◆ **DATA SHOWN**
::::::::::

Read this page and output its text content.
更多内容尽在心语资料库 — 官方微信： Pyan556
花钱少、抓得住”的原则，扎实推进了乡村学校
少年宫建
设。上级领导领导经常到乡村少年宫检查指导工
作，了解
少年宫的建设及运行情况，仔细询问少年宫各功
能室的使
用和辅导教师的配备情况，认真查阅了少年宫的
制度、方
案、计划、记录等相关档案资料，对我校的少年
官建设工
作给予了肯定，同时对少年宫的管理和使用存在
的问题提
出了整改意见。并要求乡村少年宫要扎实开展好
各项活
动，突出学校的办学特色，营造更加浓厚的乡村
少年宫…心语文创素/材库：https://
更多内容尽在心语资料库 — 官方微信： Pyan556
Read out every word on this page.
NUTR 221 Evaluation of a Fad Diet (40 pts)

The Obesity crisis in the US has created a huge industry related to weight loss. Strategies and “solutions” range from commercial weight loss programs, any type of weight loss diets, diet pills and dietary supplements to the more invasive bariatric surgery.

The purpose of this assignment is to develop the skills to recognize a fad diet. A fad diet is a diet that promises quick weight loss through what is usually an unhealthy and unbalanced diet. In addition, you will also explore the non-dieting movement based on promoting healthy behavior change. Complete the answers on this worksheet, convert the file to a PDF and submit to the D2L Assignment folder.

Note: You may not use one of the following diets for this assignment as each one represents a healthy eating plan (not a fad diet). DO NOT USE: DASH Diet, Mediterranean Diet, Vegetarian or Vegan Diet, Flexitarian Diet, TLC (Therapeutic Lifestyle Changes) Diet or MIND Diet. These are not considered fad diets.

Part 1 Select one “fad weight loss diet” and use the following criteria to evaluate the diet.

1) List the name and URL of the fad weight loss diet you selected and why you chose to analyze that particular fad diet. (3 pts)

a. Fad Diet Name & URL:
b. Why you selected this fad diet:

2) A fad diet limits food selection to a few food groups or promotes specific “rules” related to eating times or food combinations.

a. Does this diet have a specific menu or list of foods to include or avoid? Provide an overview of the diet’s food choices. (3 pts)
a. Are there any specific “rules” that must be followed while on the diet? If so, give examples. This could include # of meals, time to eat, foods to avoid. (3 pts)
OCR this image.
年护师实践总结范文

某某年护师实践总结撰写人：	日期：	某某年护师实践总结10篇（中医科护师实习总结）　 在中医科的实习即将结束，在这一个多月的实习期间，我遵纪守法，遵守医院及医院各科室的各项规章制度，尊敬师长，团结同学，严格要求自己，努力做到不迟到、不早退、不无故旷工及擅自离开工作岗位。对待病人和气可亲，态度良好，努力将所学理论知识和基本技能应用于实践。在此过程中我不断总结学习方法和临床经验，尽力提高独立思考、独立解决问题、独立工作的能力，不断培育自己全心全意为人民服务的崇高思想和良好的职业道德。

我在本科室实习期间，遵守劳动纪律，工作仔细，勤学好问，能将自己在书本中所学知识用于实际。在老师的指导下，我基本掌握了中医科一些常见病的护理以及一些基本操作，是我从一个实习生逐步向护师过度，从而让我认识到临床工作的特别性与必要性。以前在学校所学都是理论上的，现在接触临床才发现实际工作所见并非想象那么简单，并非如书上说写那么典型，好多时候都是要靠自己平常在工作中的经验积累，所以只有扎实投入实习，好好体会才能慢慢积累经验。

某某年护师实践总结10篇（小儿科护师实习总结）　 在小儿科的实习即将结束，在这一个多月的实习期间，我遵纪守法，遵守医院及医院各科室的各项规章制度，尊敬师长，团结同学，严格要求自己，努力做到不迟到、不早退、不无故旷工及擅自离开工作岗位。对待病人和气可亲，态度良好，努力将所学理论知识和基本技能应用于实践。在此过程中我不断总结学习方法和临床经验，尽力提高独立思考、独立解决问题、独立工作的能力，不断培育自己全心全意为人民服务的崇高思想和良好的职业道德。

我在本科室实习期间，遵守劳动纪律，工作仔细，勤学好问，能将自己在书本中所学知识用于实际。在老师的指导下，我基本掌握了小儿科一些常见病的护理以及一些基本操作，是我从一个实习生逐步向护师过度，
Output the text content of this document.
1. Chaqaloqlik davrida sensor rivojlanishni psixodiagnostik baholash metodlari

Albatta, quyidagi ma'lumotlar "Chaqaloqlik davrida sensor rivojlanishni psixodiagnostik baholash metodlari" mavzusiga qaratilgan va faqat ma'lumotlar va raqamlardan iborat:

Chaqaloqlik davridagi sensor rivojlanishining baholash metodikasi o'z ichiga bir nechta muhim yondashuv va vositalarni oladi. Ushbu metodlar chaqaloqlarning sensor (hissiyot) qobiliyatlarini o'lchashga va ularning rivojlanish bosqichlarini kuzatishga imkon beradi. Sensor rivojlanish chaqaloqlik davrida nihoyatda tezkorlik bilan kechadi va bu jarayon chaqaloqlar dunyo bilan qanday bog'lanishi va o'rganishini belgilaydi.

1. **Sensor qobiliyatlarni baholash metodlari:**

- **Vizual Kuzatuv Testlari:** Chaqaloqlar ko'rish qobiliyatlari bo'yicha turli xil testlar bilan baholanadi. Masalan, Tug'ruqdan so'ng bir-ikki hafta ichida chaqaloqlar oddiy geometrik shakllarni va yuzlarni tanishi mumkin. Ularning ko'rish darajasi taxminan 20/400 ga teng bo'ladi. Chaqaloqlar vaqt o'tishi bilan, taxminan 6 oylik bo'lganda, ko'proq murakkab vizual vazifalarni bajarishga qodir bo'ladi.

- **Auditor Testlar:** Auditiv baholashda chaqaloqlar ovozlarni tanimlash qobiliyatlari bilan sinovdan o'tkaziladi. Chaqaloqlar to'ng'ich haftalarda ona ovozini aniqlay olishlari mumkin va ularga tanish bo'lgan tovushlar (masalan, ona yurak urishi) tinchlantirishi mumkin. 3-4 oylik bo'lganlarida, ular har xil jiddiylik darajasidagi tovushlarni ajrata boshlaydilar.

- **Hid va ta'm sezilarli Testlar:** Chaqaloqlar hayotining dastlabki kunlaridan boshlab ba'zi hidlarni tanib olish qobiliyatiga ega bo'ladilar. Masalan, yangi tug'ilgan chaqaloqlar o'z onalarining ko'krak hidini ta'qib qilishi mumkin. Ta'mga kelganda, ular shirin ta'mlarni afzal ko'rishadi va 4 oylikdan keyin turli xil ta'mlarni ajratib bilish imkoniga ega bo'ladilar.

::::::::::

◆ **WHAT YOU WILL DO**
Count every line of the material above that holds the string "尽力提高独立思考", then state only the total.

◆ **WORKED SOLUTION**
2